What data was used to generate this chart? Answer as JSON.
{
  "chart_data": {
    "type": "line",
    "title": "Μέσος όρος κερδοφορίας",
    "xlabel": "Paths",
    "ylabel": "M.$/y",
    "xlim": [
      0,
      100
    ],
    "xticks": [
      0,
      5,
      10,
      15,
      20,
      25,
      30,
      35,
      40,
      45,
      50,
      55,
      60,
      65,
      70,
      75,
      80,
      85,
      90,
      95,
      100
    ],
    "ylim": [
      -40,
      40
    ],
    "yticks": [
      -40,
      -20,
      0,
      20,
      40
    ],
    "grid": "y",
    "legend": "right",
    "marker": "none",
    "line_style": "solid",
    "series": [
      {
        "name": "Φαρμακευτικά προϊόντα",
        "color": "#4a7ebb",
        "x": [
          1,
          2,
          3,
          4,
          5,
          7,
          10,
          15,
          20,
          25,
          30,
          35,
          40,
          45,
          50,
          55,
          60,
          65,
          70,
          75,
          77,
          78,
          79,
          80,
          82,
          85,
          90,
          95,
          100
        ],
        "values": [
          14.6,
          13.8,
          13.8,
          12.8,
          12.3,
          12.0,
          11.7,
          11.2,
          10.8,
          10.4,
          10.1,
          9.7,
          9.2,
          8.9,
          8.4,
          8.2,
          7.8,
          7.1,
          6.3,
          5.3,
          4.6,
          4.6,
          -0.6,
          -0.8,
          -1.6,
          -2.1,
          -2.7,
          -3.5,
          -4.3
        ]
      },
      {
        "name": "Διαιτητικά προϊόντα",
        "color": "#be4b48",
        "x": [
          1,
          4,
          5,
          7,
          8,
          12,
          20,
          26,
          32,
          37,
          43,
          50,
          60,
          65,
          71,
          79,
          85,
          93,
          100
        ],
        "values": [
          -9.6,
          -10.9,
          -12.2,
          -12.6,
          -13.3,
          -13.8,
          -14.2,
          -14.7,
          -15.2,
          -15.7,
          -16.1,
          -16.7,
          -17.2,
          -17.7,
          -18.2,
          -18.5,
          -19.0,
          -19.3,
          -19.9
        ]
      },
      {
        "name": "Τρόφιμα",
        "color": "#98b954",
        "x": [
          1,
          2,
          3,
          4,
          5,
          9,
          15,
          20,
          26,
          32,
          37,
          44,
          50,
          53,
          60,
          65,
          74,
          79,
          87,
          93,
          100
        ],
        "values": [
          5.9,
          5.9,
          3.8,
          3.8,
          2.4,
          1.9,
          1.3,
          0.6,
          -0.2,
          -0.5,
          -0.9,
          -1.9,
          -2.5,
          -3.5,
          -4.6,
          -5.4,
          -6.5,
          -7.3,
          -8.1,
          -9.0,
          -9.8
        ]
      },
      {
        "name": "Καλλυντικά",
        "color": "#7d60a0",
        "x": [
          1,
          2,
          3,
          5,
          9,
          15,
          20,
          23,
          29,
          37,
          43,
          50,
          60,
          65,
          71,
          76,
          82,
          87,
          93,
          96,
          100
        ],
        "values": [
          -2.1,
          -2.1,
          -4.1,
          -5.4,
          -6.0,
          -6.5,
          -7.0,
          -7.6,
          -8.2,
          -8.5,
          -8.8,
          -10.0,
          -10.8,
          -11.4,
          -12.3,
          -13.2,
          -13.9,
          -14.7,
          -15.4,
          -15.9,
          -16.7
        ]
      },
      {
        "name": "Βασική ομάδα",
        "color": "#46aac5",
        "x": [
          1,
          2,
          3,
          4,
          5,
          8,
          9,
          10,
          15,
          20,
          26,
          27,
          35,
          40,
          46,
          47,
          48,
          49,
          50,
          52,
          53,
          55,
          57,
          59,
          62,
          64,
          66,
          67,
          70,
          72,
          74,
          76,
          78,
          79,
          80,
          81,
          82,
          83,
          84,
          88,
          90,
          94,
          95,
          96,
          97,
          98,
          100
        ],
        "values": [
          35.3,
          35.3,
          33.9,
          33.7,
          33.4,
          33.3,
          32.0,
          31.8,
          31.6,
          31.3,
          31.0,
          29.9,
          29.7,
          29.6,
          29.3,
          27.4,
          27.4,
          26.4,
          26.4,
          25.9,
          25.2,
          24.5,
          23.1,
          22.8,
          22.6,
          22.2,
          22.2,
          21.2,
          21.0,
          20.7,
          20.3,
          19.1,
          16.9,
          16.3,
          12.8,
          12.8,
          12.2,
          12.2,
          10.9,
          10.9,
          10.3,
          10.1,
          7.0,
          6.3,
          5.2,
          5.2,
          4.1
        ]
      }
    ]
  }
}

━━━━━━━━━━━━━━━━━━━━

Word for word, write out all of the data above.

* Full response *
What data was used to generate this chart? Answer as JSON.
{
  "chart_data": {
    "type": "line",
    "title": "Μέσος όρος κερδοφορίας",
    "xlabel": "Paths",
    "ylabel": "M.$/y",
    "xlim": [
      0,
      100
    ],
    "xticks": [
      0,
      5,
      10,
      15,
      20,
      25,
      30,
      35,
      40,
      45,
      50,
      55,
      60,
      65,
      70,
      75,
      80,
      85,
      90,
      95,
      100
    ],
    "ylim": [
      -40,
      40
    ],
    "yticks": [
      -40,
      -20,
      0,
      20,
      40
    ],
    "grid": "y",
    "legend": "right",
    "marker": "none",
    "line_style": "solid",
    "series": [
      {
        "name": "Φαρμακευτικά προϊόντα",
        "color": "#4a7ebb",
        "x": [
          1,
          2,
          3,
          4,
          5,
          7,
          10,
          15,
          20,
          25,
          30,
          35,
          40,
          45,
          50,
          55,
          60,
          65,
          70,
          75,
          77,
          78,
          79,
          80,
          82,
          85,
          90,
          95,
          100
        ],
        "values": [
          14.6,
          13.8,
          13.8,
          12.8,
          12.3,
          12.0,
          11.7,
          11.2,
          10.8,
          10.4,
          10.1,
          9.7,
          9.2,
          8.9,
          8.4,
          8.2,
          7.8,
          7.1,
          6.3,
          5.3,
          4.6,
          4.6,
          -0.6,
          -0.8,
          -1.6,
          -2.1,
          -2.7,
          -3.5,
          -4.3
        ]
      },
      {
        "name": "Διαιτητικά προϊόντα",
        "color": "#be4b48",
        "x": [
          1,
          4,
          5,
          7,
          8,
          12,
          20,
          26,
          32,
          37,
          43,
          50,
          60,
          65,
          71,
          79,
          85,
          93,
          100
        ],
        "values": [
          -9.6,
          -10.9,
          -12.2,
          -12.6,
          -13.3,
          -13.8,
          -14.2,
          -14.7,
          -15.2,
          -15.7,
          -16.1,
          -16.7,
          -17.2,
          -17.7,
          -18.2,
          -18.5,
          -19.0,
          -19.3,
          -19.9
        ]
      },
      {
        "name": "Τρόφιμα",
        "color": "#98b954",
        "x": [
          1,
          2,
          3,
          4,
          5,
          9,
          15,
          20,
          26,
          32,
          37,
          44,
          50,
          53,
          60,
          65,
          74,
          79,
          87,
          93,
          100
        ],
        "values": [
          5.9,
          5.9,
          3.8,
          3.8,
          2.4,
          1.9,
          1.3,
          0.6,
          -0.2,
          -0.5,
          -0.9,
          -1.9,
          -2.5,
          -3.5,
          -4.6,
          -5.4,
          -6.5,
          -7.3,
          -8.1,
          -9.0,
          -9.8
        ]
      },
      {
        "name": "Καλλυντικά",
        "color": "#7d60a0",
        "x": [
          1,
          2,
          3,
          5,
          9,
          15,
          20,
          23,
          29,
          37,
          43,
          50,
          60,
          65,
          71,
          76,
          82,
          87,
          93,
          96,
          100
        ],
        "values": [
          -2.1,
          -2.1,
          -4.1,
          -5.4,
          -6.0,
          -6.5,
          -7.0,
          -7.6,
          -8.2,
          -8.5,
          -8.8,
          -10.0,
          -10.8,
          -11.4,
          -12.3,
          -13.2,
          -13.9,
          -14.7,
          -15.4,
          -15.9,
          -16.7
        ]
      },
      {
        "name": "Βασική ομάδα",
        "color": "#46aac5",
        "x": [
          1,
          2,
          3,
          4,
          5,
          8,
          9,
          10,
          15,
          20,
          26,
          27,
          35,
          40,
          46,
          47,
          48,
          49,
          50,
          52,
          53,
          55,
          57,
          59,
          62,
          64,
          66,
          67,
          70,
          72,
          74,
          76,
          78,
          79,
          80,
          81,
          82,
          83,
          84,
          88,
          90,
          94,
          95,
          96,
          97,
          98,
          100
        ],
        "values": [
          35.3,
          35.3,
          33.9,
          33.7,
          33.4,
          33.3,
          32.0,
          31.8,
          31.6,
          31.3,
          31.0,
          29.9,
          29.7,
          29.6,
          29.3,
          27.4,
          27.4,
          26.4,
          26.4,
          25.9,
          25.2,
          24.5,
          23.1,
          22.8,
          22.6,
          22.2,
          22.2,
          21.2,
          21.0,
          20.7,
          20.3,
          19.1,
          16.9,
          16.3,
          12.8,
          12.8,
          12.2,
          12.2,
          10.9,
          10.9,
          10.3,
          10.1,
          7.0,
          6.3,
          5.2,
          5.2,
          4.1
        ]
      }
    ]
  }
}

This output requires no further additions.